---- INFORMATION PROVIDED
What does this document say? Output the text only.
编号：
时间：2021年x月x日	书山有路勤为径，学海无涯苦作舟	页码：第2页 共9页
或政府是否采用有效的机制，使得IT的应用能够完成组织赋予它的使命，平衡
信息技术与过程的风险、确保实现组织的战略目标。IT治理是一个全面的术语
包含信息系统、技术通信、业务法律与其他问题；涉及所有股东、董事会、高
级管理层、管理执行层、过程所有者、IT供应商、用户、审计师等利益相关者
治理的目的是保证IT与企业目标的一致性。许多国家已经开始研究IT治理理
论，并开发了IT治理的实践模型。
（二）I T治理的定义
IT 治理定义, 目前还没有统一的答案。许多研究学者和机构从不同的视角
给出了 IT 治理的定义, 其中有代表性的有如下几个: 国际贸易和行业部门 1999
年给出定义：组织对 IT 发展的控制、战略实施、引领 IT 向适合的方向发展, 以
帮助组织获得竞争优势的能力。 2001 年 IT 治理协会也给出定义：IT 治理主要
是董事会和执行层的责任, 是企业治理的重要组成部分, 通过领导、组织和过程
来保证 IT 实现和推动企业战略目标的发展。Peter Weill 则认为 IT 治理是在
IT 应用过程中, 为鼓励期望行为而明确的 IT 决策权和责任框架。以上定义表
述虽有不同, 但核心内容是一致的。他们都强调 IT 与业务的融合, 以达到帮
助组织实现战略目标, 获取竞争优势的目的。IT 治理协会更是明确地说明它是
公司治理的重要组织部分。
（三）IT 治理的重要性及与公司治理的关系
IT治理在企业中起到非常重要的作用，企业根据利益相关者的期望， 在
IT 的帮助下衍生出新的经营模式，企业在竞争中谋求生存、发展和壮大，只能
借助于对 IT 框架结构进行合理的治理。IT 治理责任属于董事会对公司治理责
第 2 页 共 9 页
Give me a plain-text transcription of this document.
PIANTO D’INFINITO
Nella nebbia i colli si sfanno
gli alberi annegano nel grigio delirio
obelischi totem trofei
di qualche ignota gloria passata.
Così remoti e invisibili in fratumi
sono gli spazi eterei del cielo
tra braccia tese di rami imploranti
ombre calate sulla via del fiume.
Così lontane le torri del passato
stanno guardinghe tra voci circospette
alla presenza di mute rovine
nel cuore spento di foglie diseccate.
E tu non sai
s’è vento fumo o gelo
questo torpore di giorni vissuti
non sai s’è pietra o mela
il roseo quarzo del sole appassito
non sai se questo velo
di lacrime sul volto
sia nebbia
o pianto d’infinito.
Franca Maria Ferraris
--------
- **THE EXERCISE**
From the records above, pull out every line containing the word "document".

- **IN RESPONSE**
What does this document say? Output the text only.
Give me a plain-text transcription of this document.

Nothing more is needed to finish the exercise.